__Data excerpts__.
= = = = =

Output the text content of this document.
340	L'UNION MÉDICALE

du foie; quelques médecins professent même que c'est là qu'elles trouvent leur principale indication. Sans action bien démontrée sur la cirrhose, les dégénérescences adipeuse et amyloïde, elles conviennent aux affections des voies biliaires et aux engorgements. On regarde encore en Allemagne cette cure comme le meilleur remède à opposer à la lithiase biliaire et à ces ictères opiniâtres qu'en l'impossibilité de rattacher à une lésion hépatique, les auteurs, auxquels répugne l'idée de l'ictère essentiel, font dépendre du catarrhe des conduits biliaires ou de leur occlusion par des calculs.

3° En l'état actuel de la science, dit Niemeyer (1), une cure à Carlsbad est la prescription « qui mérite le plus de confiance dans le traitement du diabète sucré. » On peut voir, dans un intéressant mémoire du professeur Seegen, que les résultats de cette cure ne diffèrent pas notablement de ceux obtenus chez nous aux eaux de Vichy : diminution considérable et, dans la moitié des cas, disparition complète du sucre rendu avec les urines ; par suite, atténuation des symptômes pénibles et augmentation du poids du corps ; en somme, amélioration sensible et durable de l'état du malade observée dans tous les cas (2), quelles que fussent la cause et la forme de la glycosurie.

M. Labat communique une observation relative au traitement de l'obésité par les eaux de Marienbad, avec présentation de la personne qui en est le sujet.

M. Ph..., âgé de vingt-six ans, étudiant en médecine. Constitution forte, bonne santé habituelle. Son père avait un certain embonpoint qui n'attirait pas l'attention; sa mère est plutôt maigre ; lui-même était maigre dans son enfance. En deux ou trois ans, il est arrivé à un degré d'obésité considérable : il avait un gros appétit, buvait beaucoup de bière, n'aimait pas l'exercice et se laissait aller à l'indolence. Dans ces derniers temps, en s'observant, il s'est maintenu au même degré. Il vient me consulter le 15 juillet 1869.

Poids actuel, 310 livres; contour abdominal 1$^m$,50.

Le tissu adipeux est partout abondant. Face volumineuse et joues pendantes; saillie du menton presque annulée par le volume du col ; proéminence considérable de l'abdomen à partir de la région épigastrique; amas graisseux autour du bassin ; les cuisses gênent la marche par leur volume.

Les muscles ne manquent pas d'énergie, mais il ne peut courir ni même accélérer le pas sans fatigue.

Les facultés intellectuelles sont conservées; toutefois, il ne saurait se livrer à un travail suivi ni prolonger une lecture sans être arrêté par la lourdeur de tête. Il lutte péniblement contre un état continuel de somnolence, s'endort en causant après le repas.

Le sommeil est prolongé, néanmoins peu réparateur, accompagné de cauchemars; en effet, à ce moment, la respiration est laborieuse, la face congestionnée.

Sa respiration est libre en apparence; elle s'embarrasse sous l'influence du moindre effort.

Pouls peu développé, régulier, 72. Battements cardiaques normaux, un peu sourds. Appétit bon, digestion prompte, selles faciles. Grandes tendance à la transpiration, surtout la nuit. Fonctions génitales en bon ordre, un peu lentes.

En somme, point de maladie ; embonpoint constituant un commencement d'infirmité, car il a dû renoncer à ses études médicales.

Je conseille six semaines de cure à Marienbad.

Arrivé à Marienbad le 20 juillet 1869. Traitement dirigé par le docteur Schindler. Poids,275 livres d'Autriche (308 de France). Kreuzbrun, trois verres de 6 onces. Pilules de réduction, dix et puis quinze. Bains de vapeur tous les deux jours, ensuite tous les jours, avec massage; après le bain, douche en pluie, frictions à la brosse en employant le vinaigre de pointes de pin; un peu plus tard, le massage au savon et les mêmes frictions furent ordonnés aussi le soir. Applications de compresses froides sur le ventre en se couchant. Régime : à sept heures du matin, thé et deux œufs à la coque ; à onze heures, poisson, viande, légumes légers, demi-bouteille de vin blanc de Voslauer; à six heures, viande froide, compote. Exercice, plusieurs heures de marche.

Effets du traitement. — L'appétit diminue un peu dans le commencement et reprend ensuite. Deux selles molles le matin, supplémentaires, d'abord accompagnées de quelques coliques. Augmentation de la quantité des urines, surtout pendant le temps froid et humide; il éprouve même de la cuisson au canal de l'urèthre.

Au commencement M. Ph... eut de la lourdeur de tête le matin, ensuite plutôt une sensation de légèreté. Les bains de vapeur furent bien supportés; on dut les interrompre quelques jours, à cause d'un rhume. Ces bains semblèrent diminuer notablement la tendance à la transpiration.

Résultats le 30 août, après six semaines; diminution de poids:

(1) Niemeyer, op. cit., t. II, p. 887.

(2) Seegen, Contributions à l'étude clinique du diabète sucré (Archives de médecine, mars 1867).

= = = = =

__Exercise__. How many lines of the listing above include the word "Niemeyer"? Reply with the number alone.

__Task result__. 2